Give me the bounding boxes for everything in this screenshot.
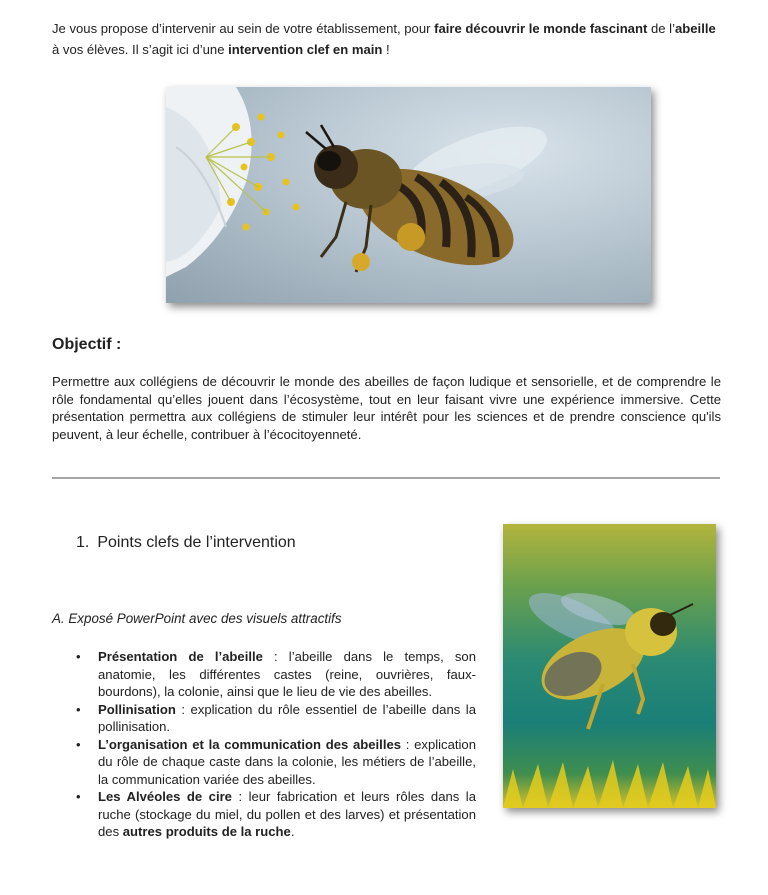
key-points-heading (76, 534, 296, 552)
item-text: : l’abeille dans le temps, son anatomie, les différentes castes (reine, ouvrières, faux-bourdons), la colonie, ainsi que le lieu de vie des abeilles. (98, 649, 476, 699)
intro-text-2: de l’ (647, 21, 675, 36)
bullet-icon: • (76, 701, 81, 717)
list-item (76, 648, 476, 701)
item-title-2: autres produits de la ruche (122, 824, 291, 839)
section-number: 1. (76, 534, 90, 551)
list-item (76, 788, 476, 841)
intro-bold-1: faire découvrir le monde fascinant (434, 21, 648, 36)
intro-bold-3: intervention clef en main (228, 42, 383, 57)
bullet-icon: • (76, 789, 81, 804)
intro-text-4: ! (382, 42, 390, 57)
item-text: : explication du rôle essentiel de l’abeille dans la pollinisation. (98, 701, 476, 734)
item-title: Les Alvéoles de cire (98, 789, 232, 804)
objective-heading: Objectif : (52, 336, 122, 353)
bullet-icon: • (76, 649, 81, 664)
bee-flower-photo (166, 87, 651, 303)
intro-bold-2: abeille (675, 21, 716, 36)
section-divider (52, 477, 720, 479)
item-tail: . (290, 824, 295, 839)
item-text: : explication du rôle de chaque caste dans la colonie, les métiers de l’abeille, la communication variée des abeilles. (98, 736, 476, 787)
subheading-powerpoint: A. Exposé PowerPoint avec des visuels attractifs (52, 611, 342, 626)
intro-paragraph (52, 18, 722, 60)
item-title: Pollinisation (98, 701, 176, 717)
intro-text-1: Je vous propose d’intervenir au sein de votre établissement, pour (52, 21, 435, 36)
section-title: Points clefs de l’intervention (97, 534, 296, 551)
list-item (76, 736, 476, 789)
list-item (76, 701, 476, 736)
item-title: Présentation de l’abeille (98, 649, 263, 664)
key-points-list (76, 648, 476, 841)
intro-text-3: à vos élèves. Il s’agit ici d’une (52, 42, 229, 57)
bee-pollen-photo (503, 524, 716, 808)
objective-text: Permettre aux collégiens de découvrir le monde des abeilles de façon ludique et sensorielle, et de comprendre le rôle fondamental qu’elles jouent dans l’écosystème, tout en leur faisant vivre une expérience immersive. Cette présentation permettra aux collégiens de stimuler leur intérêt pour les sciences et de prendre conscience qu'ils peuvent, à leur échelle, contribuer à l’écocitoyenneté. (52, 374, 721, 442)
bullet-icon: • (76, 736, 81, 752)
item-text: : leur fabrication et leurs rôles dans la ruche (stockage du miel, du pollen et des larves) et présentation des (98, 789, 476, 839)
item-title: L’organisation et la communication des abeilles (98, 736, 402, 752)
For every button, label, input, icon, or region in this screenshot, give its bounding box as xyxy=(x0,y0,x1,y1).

...

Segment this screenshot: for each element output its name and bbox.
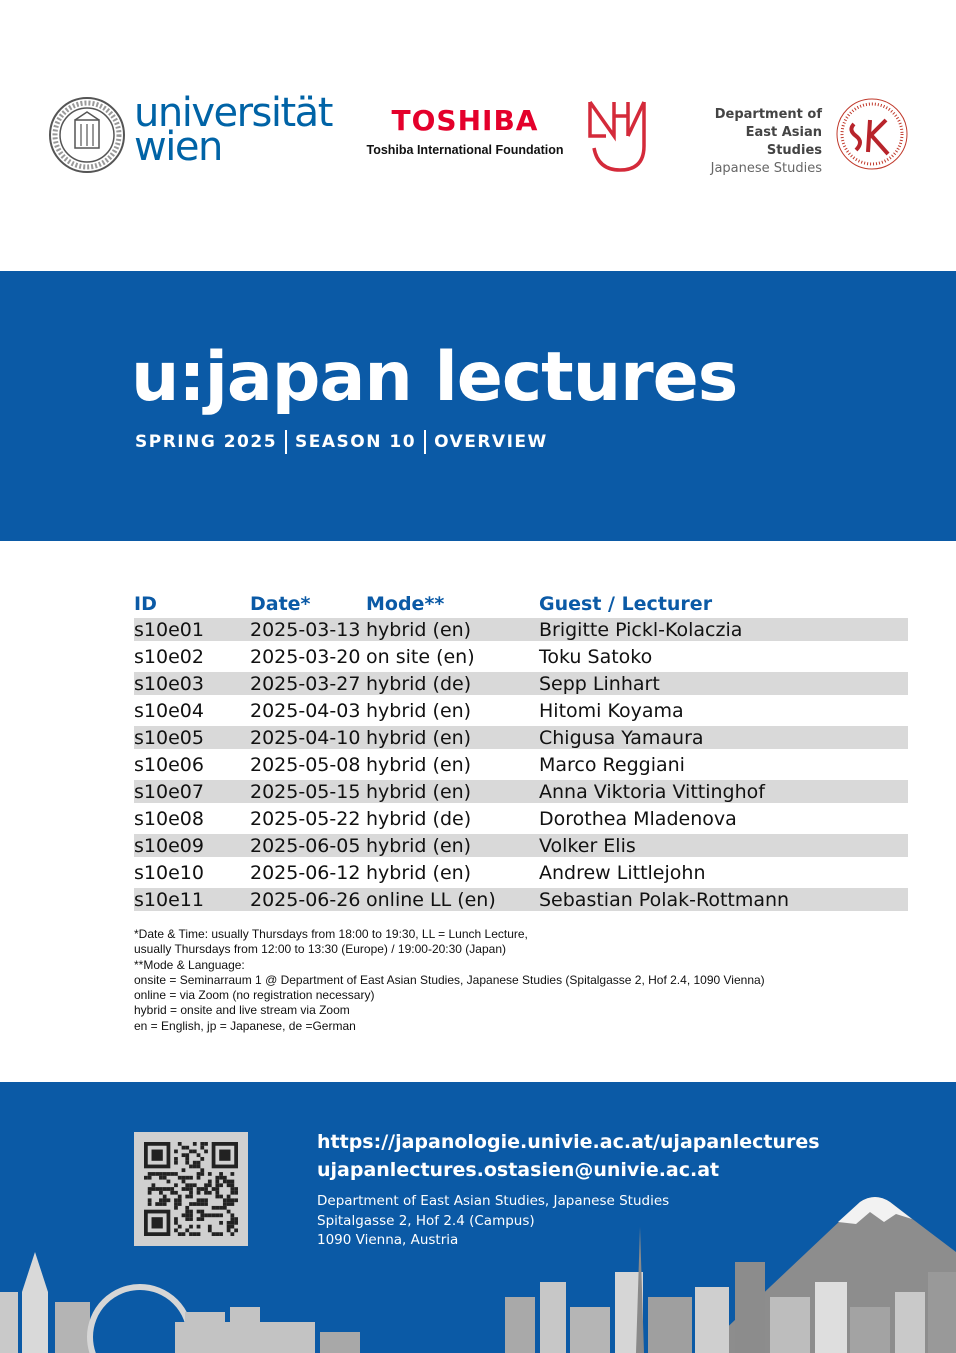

GOAL OF THE EXERCISE =>
Write the lines of the material as a JSON list of strings, one string per line, skipping blank lines and leaving out the pictures. Begin at the line that contains "Give me the" and stop after the line that contains "intro-bold-3: intervention clef".

PROBLEM SOLUTION =>
[
  "Give me the bounding boxes for everything in this screenshot.",
  "key-points-heading (76, 534, 296, 552)",
  "item-text: : l’abeille dans le temps, son anatomie, les différentes castes (reine, ouvrières, faux-bourdons), la colonie, ainsi que le lieu de vie des abeilles. (98, 649, 476, 699)",
  "intro-text-2: de l’ (647, 21, 675, 36)",
  "bullet-icon: • (76, 701, 81, 717)",
  "list-item (76, 648, 476, 701)",
  "item-title-2: autres produits de la ruche (122, 824, 291, 839)",
  "section-number: 1. (76, 534, 90, 551)",
  "list-item (76, 788, 476, 841)",
  "intro-bold-1: faire découvrir le monde fascinant (434, 21, 648, 36)",
  "intro-bold-3: intervention clef en main (228, 42, 383, 57)"
]